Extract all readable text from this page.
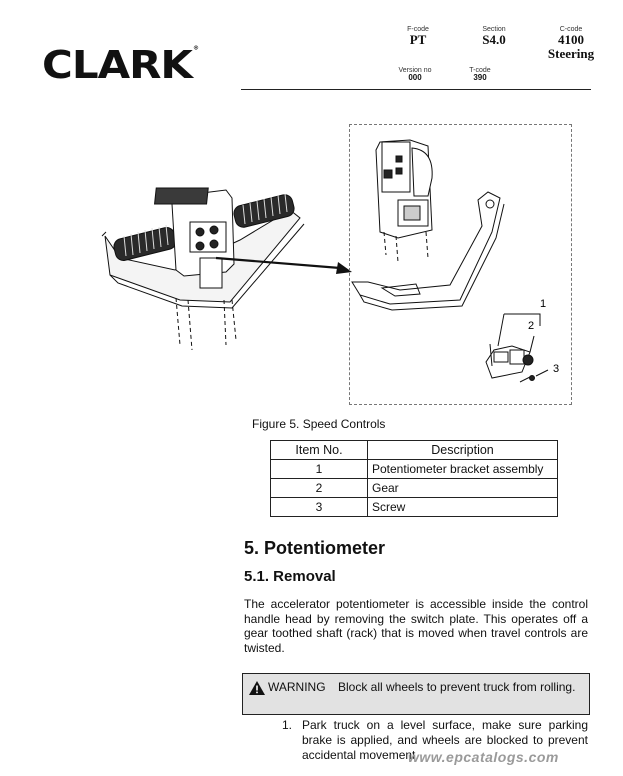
CLARK®
F-code
PT
Section
S4.0
C-code
4100
Steering
Version no
000
T-code
390
1
2
3
Figure 5. Speed Controls
Item No.	Description
1	Potentiometer bracket assembly
2	Gear
3	Screw
5. Potentiometer
5.1. Removal

The accelerator potentiometer is accessible inside the control handle head by removing the switch plate. This operates off a gear toothed shaft (rack) that is moved when travel controls are twisted.

WARNING Block all wheels to prevent truck from rolling.
1. Park truck on a level surface, make sure parking brake is applied, and wheels are blocked to prevent accidental movement.
www.epcatalogs.com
□ □ □ □ □
→ TASK TO COMPLETE: Which lines contain the word "from"? Copy each of them.

→ RESULT OF THE TASK:
Extract all readable text from this page.
WARNING Block all wheels to prevent truck from rolling.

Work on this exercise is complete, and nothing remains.